Exercise description -> Show all lines that include the string "icon"; copy each one.

[Stored data]
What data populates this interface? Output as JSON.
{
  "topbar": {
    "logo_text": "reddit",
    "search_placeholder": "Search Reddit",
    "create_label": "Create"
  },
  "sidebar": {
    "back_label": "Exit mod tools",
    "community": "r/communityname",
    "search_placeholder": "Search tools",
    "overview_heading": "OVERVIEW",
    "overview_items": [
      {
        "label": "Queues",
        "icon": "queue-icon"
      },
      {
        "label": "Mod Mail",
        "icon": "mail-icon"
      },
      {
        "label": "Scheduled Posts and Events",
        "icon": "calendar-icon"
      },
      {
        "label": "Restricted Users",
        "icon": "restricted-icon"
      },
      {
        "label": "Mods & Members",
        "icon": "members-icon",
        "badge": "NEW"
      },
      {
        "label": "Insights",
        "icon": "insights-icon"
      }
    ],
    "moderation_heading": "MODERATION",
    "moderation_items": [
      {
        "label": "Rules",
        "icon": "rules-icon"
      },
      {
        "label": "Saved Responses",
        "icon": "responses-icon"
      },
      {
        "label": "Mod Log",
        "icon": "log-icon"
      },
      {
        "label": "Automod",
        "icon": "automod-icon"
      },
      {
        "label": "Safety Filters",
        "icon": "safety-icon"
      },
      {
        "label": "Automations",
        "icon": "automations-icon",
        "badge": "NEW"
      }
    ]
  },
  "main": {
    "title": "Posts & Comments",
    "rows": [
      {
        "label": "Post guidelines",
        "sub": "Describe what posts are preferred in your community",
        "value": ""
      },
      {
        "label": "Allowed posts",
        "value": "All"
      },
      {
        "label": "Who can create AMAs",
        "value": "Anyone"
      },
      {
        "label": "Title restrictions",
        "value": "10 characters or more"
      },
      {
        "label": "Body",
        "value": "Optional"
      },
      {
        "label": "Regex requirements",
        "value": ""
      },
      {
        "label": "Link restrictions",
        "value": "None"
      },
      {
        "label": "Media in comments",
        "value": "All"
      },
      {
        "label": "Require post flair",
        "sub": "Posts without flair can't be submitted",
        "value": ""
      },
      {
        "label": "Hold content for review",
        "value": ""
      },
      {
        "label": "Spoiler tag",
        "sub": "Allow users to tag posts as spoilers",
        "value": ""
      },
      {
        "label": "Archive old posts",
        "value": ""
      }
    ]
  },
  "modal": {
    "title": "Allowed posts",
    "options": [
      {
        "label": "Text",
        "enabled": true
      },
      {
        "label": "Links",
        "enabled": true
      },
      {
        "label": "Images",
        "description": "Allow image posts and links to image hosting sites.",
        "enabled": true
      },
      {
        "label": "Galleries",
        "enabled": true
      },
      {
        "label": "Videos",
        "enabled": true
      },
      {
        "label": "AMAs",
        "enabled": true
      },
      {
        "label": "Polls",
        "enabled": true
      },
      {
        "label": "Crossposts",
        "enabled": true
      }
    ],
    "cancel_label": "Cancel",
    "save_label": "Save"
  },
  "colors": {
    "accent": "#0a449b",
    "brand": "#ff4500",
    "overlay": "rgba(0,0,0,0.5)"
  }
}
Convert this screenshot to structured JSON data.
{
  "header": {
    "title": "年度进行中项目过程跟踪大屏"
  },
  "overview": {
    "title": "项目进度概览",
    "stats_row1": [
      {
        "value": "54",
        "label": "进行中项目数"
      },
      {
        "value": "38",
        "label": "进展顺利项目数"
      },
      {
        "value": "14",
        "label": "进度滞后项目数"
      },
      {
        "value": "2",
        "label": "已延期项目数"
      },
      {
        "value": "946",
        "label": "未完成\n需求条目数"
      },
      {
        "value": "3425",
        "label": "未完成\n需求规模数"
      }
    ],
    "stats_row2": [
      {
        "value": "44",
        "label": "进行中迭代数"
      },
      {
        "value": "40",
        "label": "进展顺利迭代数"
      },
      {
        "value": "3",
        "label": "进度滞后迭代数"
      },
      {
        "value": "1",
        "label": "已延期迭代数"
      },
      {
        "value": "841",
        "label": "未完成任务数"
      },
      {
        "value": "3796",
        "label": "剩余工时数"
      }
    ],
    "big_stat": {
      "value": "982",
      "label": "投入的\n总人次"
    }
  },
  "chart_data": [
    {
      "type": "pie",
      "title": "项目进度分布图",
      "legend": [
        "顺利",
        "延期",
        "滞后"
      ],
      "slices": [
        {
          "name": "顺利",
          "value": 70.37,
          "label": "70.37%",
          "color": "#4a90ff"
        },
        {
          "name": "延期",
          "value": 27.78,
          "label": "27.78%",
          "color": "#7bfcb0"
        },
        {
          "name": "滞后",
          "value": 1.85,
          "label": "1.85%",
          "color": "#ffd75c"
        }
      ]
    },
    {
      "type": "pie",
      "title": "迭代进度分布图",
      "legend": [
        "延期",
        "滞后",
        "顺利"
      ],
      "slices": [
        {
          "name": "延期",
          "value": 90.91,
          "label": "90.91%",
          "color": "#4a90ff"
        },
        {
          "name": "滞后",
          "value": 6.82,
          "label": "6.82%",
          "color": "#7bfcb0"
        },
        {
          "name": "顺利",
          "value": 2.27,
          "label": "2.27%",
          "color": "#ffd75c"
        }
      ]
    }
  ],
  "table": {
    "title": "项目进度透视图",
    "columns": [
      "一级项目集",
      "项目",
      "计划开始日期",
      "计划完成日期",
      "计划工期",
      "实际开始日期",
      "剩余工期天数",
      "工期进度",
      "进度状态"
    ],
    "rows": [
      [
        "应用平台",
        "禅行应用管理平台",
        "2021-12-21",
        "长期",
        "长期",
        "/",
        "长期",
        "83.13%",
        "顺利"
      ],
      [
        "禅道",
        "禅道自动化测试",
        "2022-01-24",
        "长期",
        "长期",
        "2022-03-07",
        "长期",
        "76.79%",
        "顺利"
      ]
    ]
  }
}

Output for this exercise ->
        "icon": "queue-icon"
        "icon": "mail-icon"
        "icon": "calendar-icon"
        "icon": "restricted-icon"
        "icon": "members-icon",
        "icon": "insights-icon"
        "icon": "rules-icon"
        "icon": "responses-icon"
        "icon": "log-icon"
        "icon": "automod-icon"
        "icon": "safety-icon"
        "icon": "automations-icon",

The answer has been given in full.